(OBJECTIVE):
Quote the records that follow in full, leaving the pictures out.

(MATERIAL SUPPLIED):
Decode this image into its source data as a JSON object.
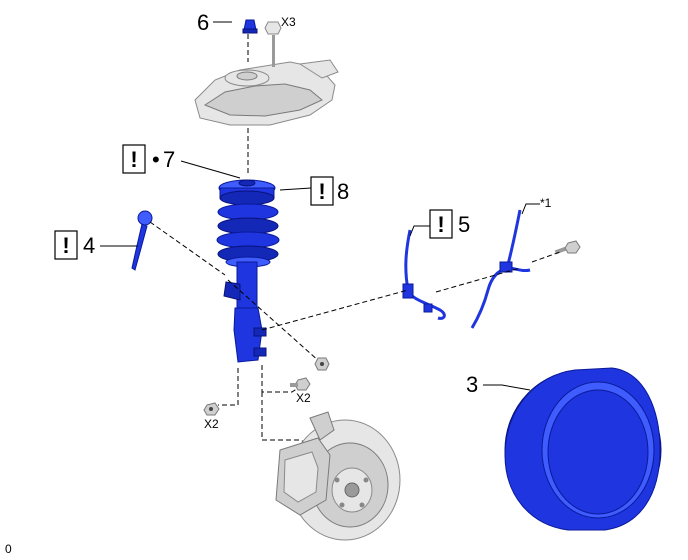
{
  "labels": {
    "item3": "3",
    "item4": "4",
    "item5": "5",
    "item6": "6",
    "item7": "7",
    "item8": "8",
    "qty_x3": "X3",
    "qty_x2_a": "X2",
    "qty_x2_b": "X2",
    "note_star1": "*1",
    "corner_code": "0"
  },
  "markers": {
    "caution": "!",
    "bullet": "•"
  },
  "colors": {
    "highlight_part": "#1f35e0",
    "context_part": "#e6e6e6"
  }
}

(RESPONSE TO THE EXERCISE):
Decode this image into its source data as a JSON object.
{
  "labels": {
    "item3": "3",
    "item4": "4",
    "item5": "5",
    "item6": "6",
    "item7": "7",
    "item8": "8",
    "qty_x3": "X3",
    "qty_x2_a": "X2",
    "qty_x2_b": "X2",
    "note_star1": "*1",
    "corner_code": "0"
  },
  "markers": {
    "caution": "!",
    "bullet": "•"
  },
  "colors": {
    "highlight_part": "#1f35e0",
    "context_part": "#e6e6e6"
  }
}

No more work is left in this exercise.